Exercise task:
Repeat each line exactly, leaving nothing out.

Provided data:
-*-

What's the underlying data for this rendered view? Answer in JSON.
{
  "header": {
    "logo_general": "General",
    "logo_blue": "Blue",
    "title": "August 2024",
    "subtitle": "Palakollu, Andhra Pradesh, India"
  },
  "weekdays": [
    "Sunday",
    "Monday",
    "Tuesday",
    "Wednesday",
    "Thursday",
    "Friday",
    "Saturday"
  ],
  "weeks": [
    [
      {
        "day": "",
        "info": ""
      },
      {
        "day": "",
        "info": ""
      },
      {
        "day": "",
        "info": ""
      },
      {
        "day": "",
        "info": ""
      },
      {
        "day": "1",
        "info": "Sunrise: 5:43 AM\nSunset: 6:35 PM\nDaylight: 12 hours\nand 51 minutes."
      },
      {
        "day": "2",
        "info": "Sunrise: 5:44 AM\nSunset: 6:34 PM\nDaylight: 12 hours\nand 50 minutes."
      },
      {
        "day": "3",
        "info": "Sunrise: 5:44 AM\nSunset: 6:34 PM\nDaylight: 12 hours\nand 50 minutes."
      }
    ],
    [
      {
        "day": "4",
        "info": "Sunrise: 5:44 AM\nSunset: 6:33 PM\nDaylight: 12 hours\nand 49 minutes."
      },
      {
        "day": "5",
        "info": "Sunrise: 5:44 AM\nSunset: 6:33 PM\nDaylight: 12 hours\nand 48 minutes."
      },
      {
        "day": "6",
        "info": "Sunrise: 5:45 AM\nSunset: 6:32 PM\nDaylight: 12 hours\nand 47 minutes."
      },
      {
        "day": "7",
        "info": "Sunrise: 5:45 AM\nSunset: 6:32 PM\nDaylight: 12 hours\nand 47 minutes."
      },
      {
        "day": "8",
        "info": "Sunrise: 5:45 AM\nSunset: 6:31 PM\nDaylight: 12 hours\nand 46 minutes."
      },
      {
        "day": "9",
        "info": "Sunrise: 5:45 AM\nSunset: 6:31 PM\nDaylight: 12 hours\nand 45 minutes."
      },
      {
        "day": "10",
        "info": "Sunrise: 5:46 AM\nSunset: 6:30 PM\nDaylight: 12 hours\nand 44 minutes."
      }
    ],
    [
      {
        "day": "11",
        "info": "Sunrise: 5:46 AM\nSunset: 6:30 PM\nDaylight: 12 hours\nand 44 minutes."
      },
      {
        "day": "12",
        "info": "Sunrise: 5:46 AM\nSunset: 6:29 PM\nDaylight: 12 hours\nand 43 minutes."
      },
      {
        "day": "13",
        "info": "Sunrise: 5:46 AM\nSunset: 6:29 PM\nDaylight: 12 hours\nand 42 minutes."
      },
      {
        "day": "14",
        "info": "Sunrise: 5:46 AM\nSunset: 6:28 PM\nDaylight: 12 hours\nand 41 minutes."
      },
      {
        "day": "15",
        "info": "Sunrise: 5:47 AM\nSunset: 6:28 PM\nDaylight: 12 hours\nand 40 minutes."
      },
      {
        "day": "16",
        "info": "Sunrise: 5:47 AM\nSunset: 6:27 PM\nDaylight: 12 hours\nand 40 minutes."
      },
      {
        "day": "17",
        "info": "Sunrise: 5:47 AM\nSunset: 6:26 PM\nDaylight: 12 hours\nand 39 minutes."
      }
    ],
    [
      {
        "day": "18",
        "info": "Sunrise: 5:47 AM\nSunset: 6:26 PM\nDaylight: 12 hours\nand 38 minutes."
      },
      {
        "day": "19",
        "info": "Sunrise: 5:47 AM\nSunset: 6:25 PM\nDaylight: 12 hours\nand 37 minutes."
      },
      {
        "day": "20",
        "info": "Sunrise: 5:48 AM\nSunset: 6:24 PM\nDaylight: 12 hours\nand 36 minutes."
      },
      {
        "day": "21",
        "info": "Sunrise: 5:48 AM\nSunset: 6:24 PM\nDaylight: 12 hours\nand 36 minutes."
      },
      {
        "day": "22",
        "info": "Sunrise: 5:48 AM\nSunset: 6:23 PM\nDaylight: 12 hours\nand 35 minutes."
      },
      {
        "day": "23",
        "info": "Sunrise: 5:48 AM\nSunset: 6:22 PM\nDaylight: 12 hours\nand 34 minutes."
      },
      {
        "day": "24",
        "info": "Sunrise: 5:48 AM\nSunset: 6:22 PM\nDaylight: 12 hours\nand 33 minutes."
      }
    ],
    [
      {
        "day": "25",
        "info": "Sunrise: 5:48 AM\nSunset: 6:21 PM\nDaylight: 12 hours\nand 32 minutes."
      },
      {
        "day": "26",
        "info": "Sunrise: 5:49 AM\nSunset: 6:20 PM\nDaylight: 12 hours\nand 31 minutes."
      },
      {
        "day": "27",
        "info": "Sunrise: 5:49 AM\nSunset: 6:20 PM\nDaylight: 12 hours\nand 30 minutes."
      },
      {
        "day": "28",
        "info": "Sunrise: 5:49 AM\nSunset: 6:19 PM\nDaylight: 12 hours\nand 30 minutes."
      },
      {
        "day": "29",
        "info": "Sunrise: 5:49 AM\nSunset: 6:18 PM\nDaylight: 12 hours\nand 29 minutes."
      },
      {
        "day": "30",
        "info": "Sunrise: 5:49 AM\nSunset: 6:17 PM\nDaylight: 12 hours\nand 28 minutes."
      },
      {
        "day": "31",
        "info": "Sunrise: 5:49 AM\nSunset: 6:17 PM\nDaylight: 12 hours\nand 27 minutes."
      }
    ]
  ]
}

-*-

Complete answer:
What's the underlying data for this rendered view? Answer in JSON.
{
  "header": {
    "logo_general": "General",
    "logo_blue": "Blue",
    "title": "August 2024",
    "subtitle": "Palakollu, Andhra Pradesh, India"
  },
  "weekdays": [
    "Sunday",
    "Monday",
    "Tuesday",
    "Wednesday",
    "Thursday",
    "Friday",
    "Saturday"
  ],
  "weeks": [
    [
      {
        "day": "",
        "info": ""
      },
      {
        "day": "",
        "info": ""
      },
      {
        "day": "",
        "info": ""
      },
      {
        "day": "",
        "info": ""
      },
      {
        "day": "1",
        "info": "Sunrise: 5:43 AM\nSunset: 6:35 PM\nDaylight: 12 hours\nand 51 minutes."
      },
      {
        "day": "2",
        "info": "Sunrise: 5:44 AM\nSunset: 6:34 PM\nDaylight: 12 hours\nand 50 minutes."
      },
      {
        "day": "3",
        "info": "Sunrise: 5:44 AM\nSunset: 6:34 PM\nDaylight: 12 hours\nand 50 minutes."
      }
    ],
    [
      {
        "day": "4",
        "info": "Sunrise: 5:44 AM\nSunset: 6:33 PM\nDaylight: 12 hours\nand 49 minutes."
      },
      {
        "day": "5",
        "info": "Sunrise: 5:44 AM\nSunset: 6:33 PM\nDaylight: 12 hours\nand 48 minutes."
      },
      {
        "day": "6",
        "info": "Sunrise: 5:45 AM\nSunset: 6:32 PM\nDaylight: 12 hours\nand 47 minutes."
      },
      {
        "day": "7",
        "info": "Sunrise: 5:45 AM\nSunset: 6:32 PM\nDaylight: 12 hours\nand 47 minutes."
      },
      {
        "day": "8",
        "info": "Sunrise: 5:45 AM\nSunset: 6:31 PM\nDaylight: 12 hours\nand 46 minutes."
      },
      {
        "day": "9",
        "info": "Sunrise: 5:45 AM\nSunset: 6:31 PM\nDaylight: 12 hours\nand 45 minutes."
      },
      {
        "day": "10",
        "info": "Sunrise: 5:46 AM\nSunset: 6:30 PM\nDaylight: 12 hours\nand 44 minutes."
      }
    ],
    [
      {
        "day": "11",
        "info": "Sunrise: 5:46 AM\nSunset: 6:30 PM\nDaylight: 12 hours\nand 44 minutes."
      },
      {
        "day": "12",
        "info": "Sunrise: 5:46 AM\nSunset: 6:29 PM\nDaylight: 12 hours\nand 43 minutes."
      },
      {
        "day": "13",
        "info": "Sunrise: 5:46 AM\nSunset: 6:29 PM\nDaylight: 12 hours\nand 42 minutes."
      },
      {
        "day": "14",
        "info": "Sunrise: 5:46 AM\nSunset: 6:28 PM\nDaylight: 12 hours\nand 41 minutes."
      },
      {
        "day": "15",
        "info": "Sunrise: 5:47 AM\nSunset: 6:28 PM\nDaylight: 12 hours\nand 40 minutes."
      },
      {
        "day": "16",
        "info": "Sunrise: 5:47 AM\nSunset: 6:27 PM\nDaylight: 12 hours\nand 40 minutes."
      },
      {
        "day": "17",
        "info": "Sunrise: 5:47 AM\nSunset: 6:26 PM\nDaylight: 12 hours\nand 39 minutes."
      }
    ],
    [
      {
        "day": "18",
        "info": "Sunrise: 5:47 AM\nSunset: 6:26 PM\nDaylight: 12 hours\nand 38 minutes."
      },
      {
        "day": "19",
        "info": "Sunrise: 5:47 AM\nSunset: 6:25 PM\nDaylight: 12 hours\nand 37 minutes."
      },
      {
        "day": "20",
        "info": "Sunrise: 5:48 AM\nSunset: 6:24 PM\nDaylight: 12 hours\nand 36 minutes."
      },
      {
        "day": "21",
        "info": "Sunrise: 5:48 AM\nSunset: 6:24 PM\nDaylight: 12 hours\nand 36 minutes."
      },
      {
        "day": "22",
        "info": "Sunrise: 5:48 AM\nSunset: 6:23 PM\nDaylight: 12 hours\nand 35 minutes."
      },
      {
        "day": "23",
        "info": "Sunrise: 5:48 AM\nSunset: 6:22 PM\nDaylight: 12 hours\nand 34 minutes."
      },
      {
        "day": "24",
        "info": "Sunrise: 5:48 AM\nSunset: 6:22 PM\nDaylight: 12 hours\nand 33 minutes."
      }
    ],
    [
      {
        "day": "25",
        "info": "Sunrise: 5:48 AM\nSunset: 6:21 PM\nDaylight: 12 hours\nand 32 minutes."
      },
      {
        "day": "26",
        "info": "Sunrise: 5:49 AM\nSunset: 6:20 PM\nDaylight: 12 hours\nand 31 minutes."
      },
      {
        "day": "27",
        "info": "Sunrise: 5:49 AM\nSunset: 6:20 PM\nDaylight: 12 hours\nand 30 minutes."
      },
      {
        "day": "28",
        "info": "Sunrise: 5:49 AM\nSunset: 6:19 PM\nDaylight: 12 hours\nand 30 minutes."
      },
      {
        "day": "29",
        "info": "Sunrise: 5:49 AM\nSunset: 6:18 PM\nDaylight: 12 hours\nand 29 minutes."
      },
      {
        "day": "30",
        "info": "Sunrise: 5:49 AM\nSunset: 6:17 PM\nDaylight: 12 hours\nand 28 minutes."
      },
      {
        "day": "31",
        "info": "Sunrise: 5:49 AM\nSunset: 6:17 PM\nDaylight: 12 hours\nand 27 minutes."
      }
    ]
  ]
}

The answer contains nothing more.